[Stored data]
#####
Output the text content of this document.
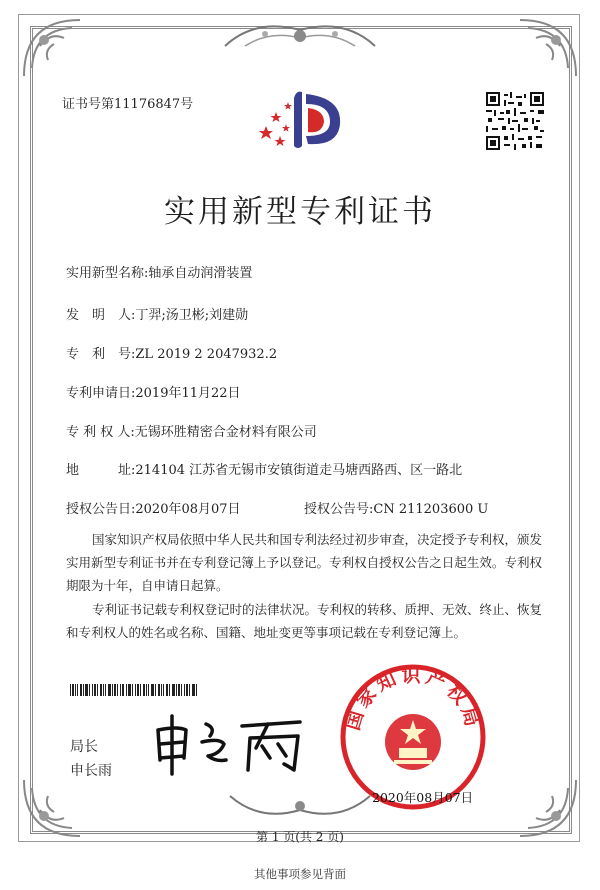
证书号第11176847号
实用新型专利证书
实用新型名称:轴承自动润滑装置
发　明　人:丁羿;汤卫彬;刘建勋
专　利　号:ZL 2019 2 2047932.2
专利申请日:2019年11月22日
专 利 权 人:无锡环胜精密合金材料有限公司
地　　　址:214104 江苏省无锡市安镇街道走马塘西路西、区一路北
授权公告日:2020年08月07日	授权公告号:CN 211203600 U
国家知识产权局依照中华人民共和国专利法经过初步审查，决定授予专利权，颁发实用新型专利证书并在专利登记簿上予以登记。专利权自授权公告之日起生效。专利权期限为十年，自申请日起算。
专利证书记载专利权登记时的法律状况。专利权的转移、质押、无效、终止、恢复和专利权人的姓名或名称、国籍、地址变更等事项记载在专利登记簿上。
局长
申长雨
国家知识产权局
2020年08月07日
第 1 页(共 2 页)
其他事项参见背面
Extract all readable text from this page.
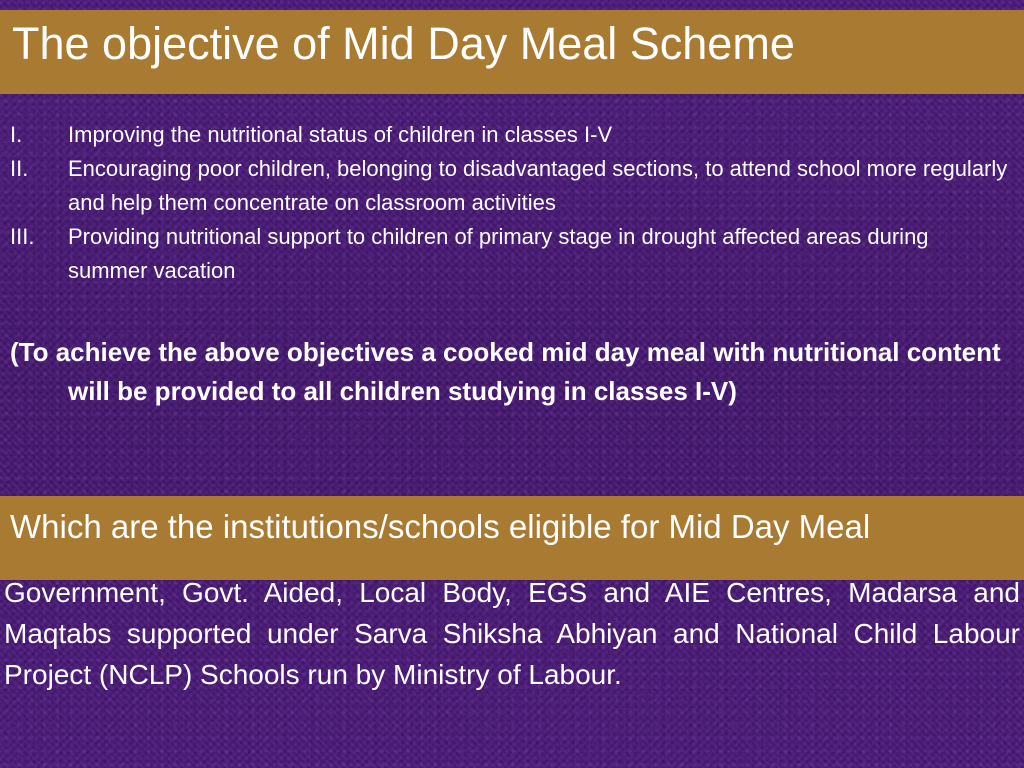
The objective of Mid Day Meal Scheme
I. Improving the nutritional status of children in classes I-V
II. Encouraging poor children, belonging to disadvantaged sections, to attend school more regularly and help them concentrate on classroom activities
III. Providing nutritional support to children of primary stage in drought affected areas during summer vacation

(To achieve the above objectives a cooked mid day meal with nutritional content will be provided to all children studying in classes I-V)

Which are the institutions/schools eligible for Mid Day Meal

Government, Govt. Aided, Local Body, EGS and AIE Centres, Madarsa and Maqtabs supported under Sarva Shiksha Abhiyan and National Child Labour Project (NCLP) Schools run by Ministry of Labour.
#####
The task: Copy all lines from the data that hold the word "nutritional".

Task output:
I. Improving the nutritional status of children in classes I-V
III. Providing nutritional support to children of primary stage in drought affected areas during summer vacation
(To achieve the above objectives a cooked mid day meal with nutritional content will be provided to all children studying in classes I-V)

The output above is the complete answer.